- Dataset excerpts -
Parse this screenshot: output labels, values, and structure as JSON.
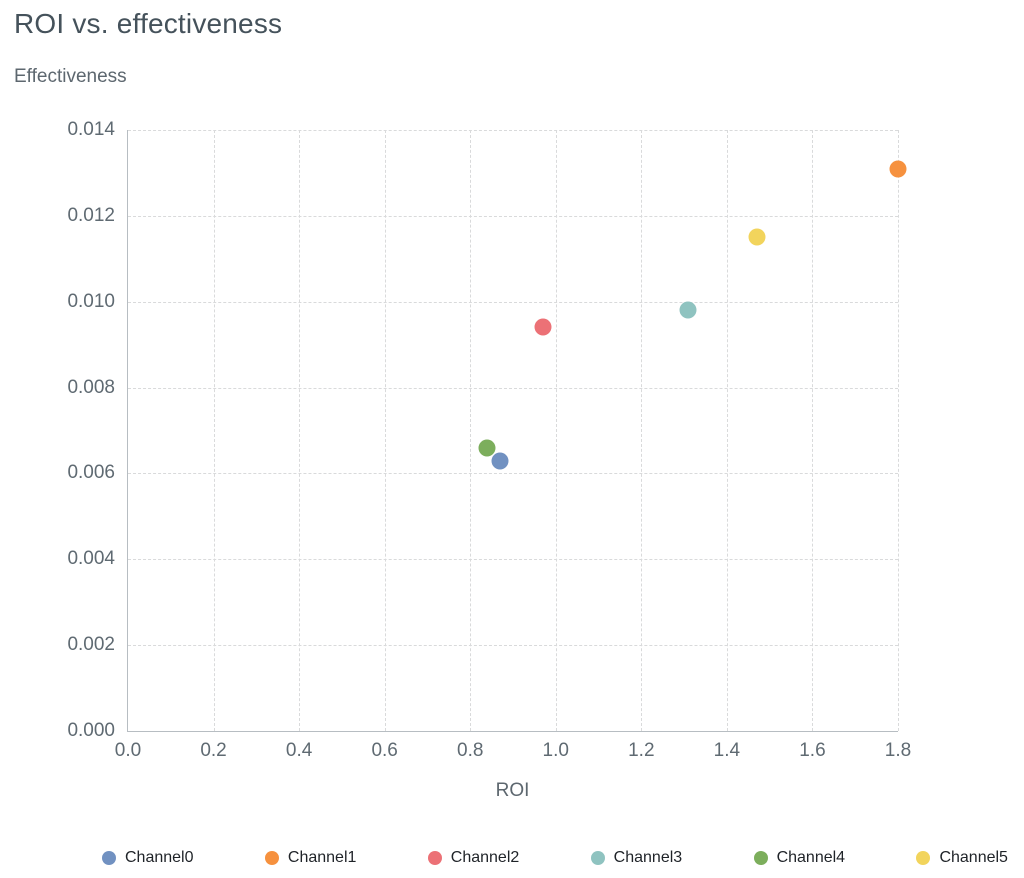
{
  "chart_data": {
    "type": "scatter",
    "title": "ROI vs. effectiveness",
    "xlabel": "ROI",
    "ylabel": "Effectiveness",
    "xlim": [
      0.0,
      1.8
    ],
    "ylim": [
      0.0,
      0.014
    ],
    "xticks": [
      0.0,
      0.2,
      0.4,
      0.6,
      0.8,
      1.0,
      1.2,
      1.4,
      1.6,
      1.8
    ],
    "xtick_labels": [
      "0.0",
      "0.2",
      "0.4",
      "0.6",
      "0.8",
      "1.0",
      "1.2",
      "1.4",
      "1.6",
      "1.8"
    ],
    "yticks": [
      0.0,
      0.002,
      0.004,
      0.006,
      0.008,
      0.01,
      0.012,
      0.014
    ],
    "ytick_labels": [
      "0.000",
      "0.002",
      "0.004",
      "0.006",
      "0.008",
      "0.010",
      "0.012",
      "0.014"
    ],
    "grid": true,
    "grid_style": "dashed",
    "legend_position": "bottom",
    "series": [
      {
        "name": "Channel0",
        "x": 0.87,
        "y": 0.0063,
        "color": "#7191c1"
      },
      {
        "name": "Channel1",
        "x": 1.8,
        "y": 0.0131,
        "color": "#f6913e"
      },
      {
        "name": "Channel2",
        "x": 0.97,
        "y": 0.0094,
        "color": "#ec7176"
      },
      {
        "name": "Channel3",
        "x": 1.31,
        "y": 0.0098,
        "color": "#8fc3c0"
      },
      {
        "name": "Channel4",
        "x": 0.84,
        "y": 0.0066,
        "color": "#7cae5c"
      },
      {
        "name": "Channel5",
        "x": 1.47,
        "y": 0.0115,
        "color": "#f2d45c"
      }
    ]
  }
}
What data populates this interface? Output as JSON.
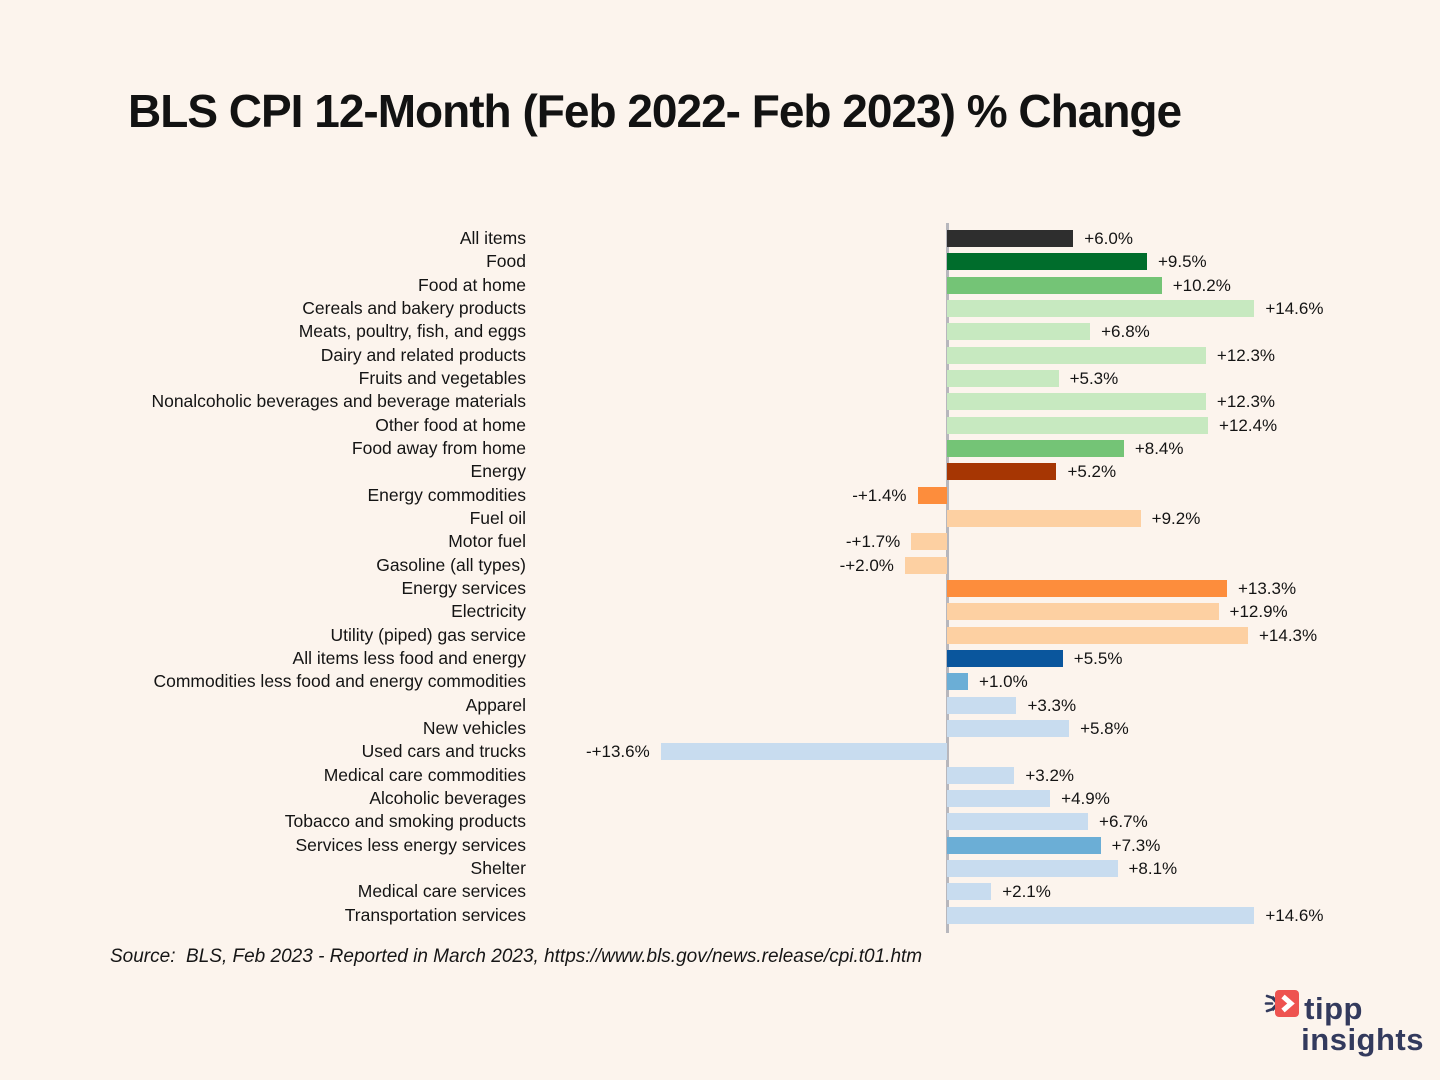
{
  "title": "BLS CPI 12-Month (Feb 2022- Feb 2023) % Change",
  "source": "Source:  BLS, Feb 2023 - Reported in March 2023, https://www.bls.gov/news.release/cpi.t01.htm",
  "logo": {
    "line1": "tipp",
    "line2": "insights",
    "icon": "fast-forward-arrow-icon",
    "icon_color": "#ee5350",
    "text_color": "#333a5d"
  },
  "colors": {
    "background": "#fcf4ed",
    "baseline": "#b7b7bd",
    "all_items_gray": "#2e2e2e",
    "dark_green": "#006d2c",
    "medium_green": "#74c476",
    "light_green": "#c7e9c0",
    "dark_orange": "#a63603",
    "medium_orange": "#fd8d3c",
    "light_orange": "#fdd0a2",
    "dark_blue": "#0a569d",
    "medium_blue": "#6baed6",
    "light_blue": "#c8dcef"
  },
  "chart_data": {
    "type": "bar",
    "orientation": "horizontal",
    "unit": "%",
    "title": "BLS CPI 12-Month (Feb 2022- Feb 2023) % Change",
    "xlabel": "",
    "ylabel": "",
    "xlim": [
      -14.5,
      15
    ],
    "baseline_value": 0,
    "grid": false,
    "legend": "none",
    "rows": [
      {
        "label": "All items",
        "value": 6.0,
        "display": "+6.0%",
        "color": "#2e2e2e"
      },
      {
        "label": "Food",
        "value": 9.5,
        "display": "+9.5%",
        "color": "#006d2c"
      },
      {
        "label": "Food at home",
        "value": 10.2,
        "display": "+10.2%",
        "color": "#74c476"
      },
      {
        "label": "Cereals and bakery products",
        "value": 14.6,
        "display": "+14.6%",
        "color": "#c7e9c0"
      },
      {
        "label": "Meats, poultry, fish, and eggs",
        "value": 6.8,
        "display": "+6.8%",
        "color": "#c7e9c0"
      },
      {
        "label": "Dairy and related products",
        "value": 12.3,
        "display": "+12.3%",
        "color": "#c7e9c0"
      },
      {
        "label": "Fruits and vegetables",
        "value": 5.3,
        "display": "+5.3%",
        "color": "#c7e9c0"
      },
      {
        "label": "Nonalcoholic beverages and beverage materials",
        "value": 12.3,
        "display": "+12.3%",
        "color": "#c7e9c0"
      },
      {
        "label": "Other food at home",
        "value": 12.4,
        "display": "+12.4%",
        "color": "#c7e9c0"
      },
      {
        "label": "Food away from home",
        "value": 8.4,
        "display": "+8.4%",
        "color": "#74c476"
      },
      {
        "label": "Energy",
        "value": 5.2,
        "display": "+5.2%",
        "color": "#a63603"
      },
      {
        "label": "Energy commodities",
        "value": -1.4,
        "display": "-+1.4%",
        "color": "#fd8d3c"
      },
      {
        "label": "Fuel oil",
        "value": 9.2,
        "display": "+9.2%",
        "color": "#fdd0a2"
      },
      {
        "label": "Motor fuel",
        "value": -1.7,
        "display": "-+1.7%",
        "color": "#fdd0a2"
      },
      {
        "label": "Gasoline (all types)",
        "value": -2.0,
        "display": "-+2.0%",
        "color": "#fdd0a2"
      },
      {
        "label": "Energy services",
        "value": 13.3,
        "display": "+13.3%",
        "color": "#fd8d3c"
      },
      {
        "label": "Electricity",
        "value": 12.9,
        "display": "+12.9%",
        "color": "#fdd0a2"
      },
      {
        "label": "Utility (piped) gas service",
        "value": 14.3,
        "display": "+14.3%",
        "color": "#fdd0a2"
      },
      {
        "label": "All items less food and energy",
        "value": 5.5,
        "display": "+5.5%",
        "color": "#0a569d"
      },
      {
        "label": "Commodities less food and energy commodities",
        "value": 1.0,
        "display": "+1.0%",
        "color": "#6baed6"
      },
      {
        "label": "Apparel",
        "value": 3.3,
        "display": "+3.3%",
        "color": "#c8dcef"
      },
      {
        "label": "New vehicles",
        "value": 5.8,
        "display": "+5.8%",
        "color": "#c8dcef"
      },
      {
        "label": "Used cars and trucks",
        "value": -13.6,
        "display": "-+13.6%",
        "color": "#c8dcef"
      },
      {
        "label": "Medical care commodities",
        "value": 3.2,
        "display": "+3.2%",
        "color": "#c8dcef"
      },
      {
        "label": "Alcoholic beverages",
        "value": 4.9,
        "display": "+4.9%",
        "color": "#c8dcef"
      },
      {
        "label": "Tobacco and smoking products",
        "value": 6.7,
        "display": "+6.7%",
        "color": "#c8dcef"
      },
      {
        "label": "Services less energy services",
        "value": 7.3,
        "display": "+7.3%",
        "color": "#6baed6"
      },
      {
        "label": "Shelter",
        "value": 8.1,
        "display": "+8.1%",
        "color": "#c8dcef"
      },
      {
        "label": "Medical care services",
        "value": 2.1,
        "display": "+2.1%",
        "color": "#c8dcef"
      },
      {
        "label": "Transportation services",
        "value": 14.6,
        "display": "+14.6%",
        "color": "#c8dcef"
      }
    ]
  }
}
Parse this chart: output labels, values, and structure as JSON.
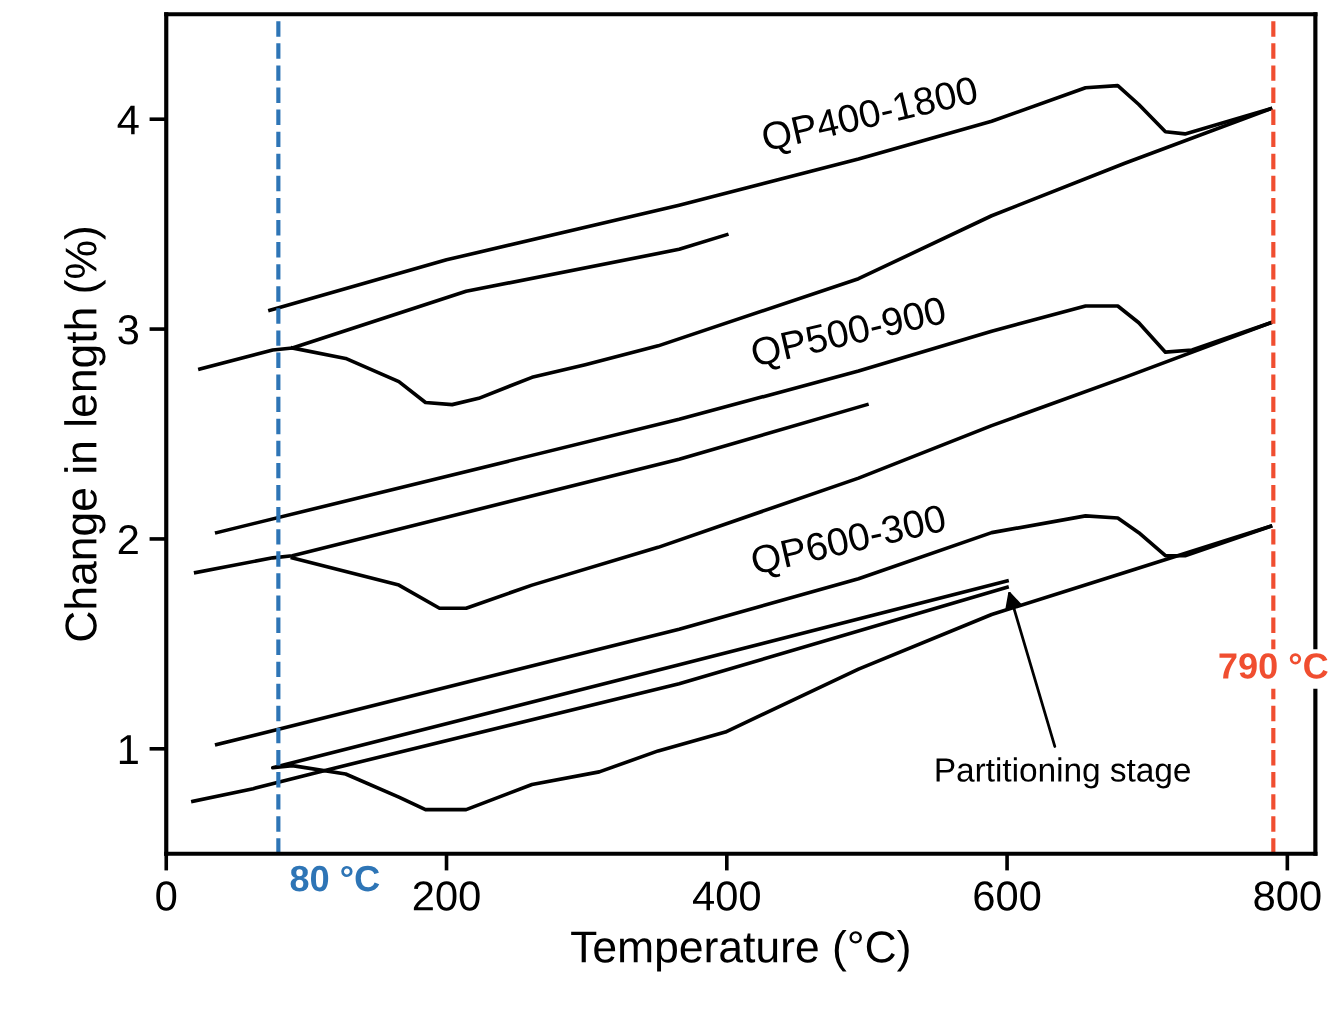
{
  "chart_data": {
    "type": "line",
    "xlabel": "Temperature (°C)",
    "ylabel": "Change in length (%)",
    "xlim": [
      0,
      820
    ],
    "ylim": [
      0.5,
      4.5
    ],
    "xticks": [
      0,
      200,
      400,
      600,
      800
    ],
    "yticks": [
      1,
      2,
      3,
      4
    ],
    "grid": false,
    "legend": false,
    "marker": "none",
    "line_style": "solid",
    "series": [
      {
        "name": "QP400-1800",
        "color": "#000000",
        "x": [
          74,
          200,
          366,
          494,
          589,
          656,
          679,
          694,
          713,
          727,
          788
        ],
        "values": [
          3.09,
          3.33,
          3.59,
          3.81,
          3.99,
          4.15,
          4.16,
          4.07,
          3.94,
          3.93,
          4.05
        ]
      },
      {
        "color": "#000000",
        "x": [
          788,
          684,
          589,
          494,
          351,
          299,
          261,
          223,
          204,
          185,
          166,
          128,
          90
        ],
        "values": [
          4.05,
          3.79,
          3.54,
          3.24,
          2.92,
          2.83,
          2.77,
          2.67,
          2.64,
          2.65,
          2.75,
          2.86,
          2.91
        ]
      },
      {
        "color": "#000000",
        "x": [
          24,
          76,
          90,
          214,
          366,
          400
        ],
        "values": [
          2.81,
          2.9,
          2.91,
          3.18,
          3.38,
          3.45
        ]
      },
      {
        "name": "QP500-900",
        "color": "#000000",
        "x": [
          36,
          366,
          494,
          589,
          656,
          679,
          694,
          713,
          732,
          788
        ],
        "values": [
          2.03,
          2.57,
          2.8,
          2.99,
          3.11,
          3.11,
          3.03,
          2.89,
          2.9,
          3.03
        ]
      },
      {
        "color": "#000000",
        "x": [
          788,
          684,
          589,
          494,
          351,
          261,
          214,
          195,
          166,
          90
        ],
        "values": [
          3.03,
          2.77,
          2.54,
          2.29,
          1.96,
          1.78,
          1.67,
          1.67,
          1.78,
          1.91
        ]
      },
      {
        "color": "#000000",
        "x": [
          21,
          76,
          90,
          366,
          500
        ],
        "values": [
          1.84,
          1.91,
          1.92,
          2.38,
          2.64
        ]
      },
      {
        "name": "QP600-300",
        "color": "#000000",
        "x": [
          36,
          366,
          494,
          589,
          656,
          679,
          694,
          713,
          727,
          788
        ],
        "values": [
          1.02,
          1.57,
          1.81,
          2.03,
          2.11,
          2.1,
          2.03,
          1.92,
          1.92,
          2.06
        ]
      },
      {
        "color": "#000000",
        "x": [
          788,
          684,
          589,
          494,
          399,
          351,
          309,
          261,
          214,
          185,
          166,
          128,
          90,
          76,
          366,
          600
        ],
        "values": [
          2.06,
          1.84,
          1.64,
          1.38,
          1.08,
          0.99,
          0.89,
          0.83,
          0.71,
          0.71,
          0.77,
          0.88,
          0.92,
          0.91,
          1.4,
          1.8
        ]
      },
      {
        "color": "#000000",
        "x": [
          19,
          62,
          109,
          366,
          600
        ],
        "values": [
          0.75,
          0.81,
          0.89,
          1.31,
          1.77
        ]
      }
    ],
    "ref_lines": [
      {
        "axis": "x",
        "value": 80,
        "label": "80 °C",
        "color": "#2e75b6",
        "line_style": "dashed"
      },
      {
        "axis": "x",
        "value": 790,
        "label": "790 °C",
        "color": "#f04e30",
        "line_style": "dashed"
      }
    ],
    "annotations": [
      {
        "text": "Partitioning stage",
        "x": 600,
        "y": 1.78
      }
    ]
  }
}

- What you should do -
Which lines in the listing above hold the word "products"? Show each of them.

- Result for this task -
        "label": "Cereals and bakery products",
        "label": "Dairy and related products",
        "label": "Tobacco and smoking products",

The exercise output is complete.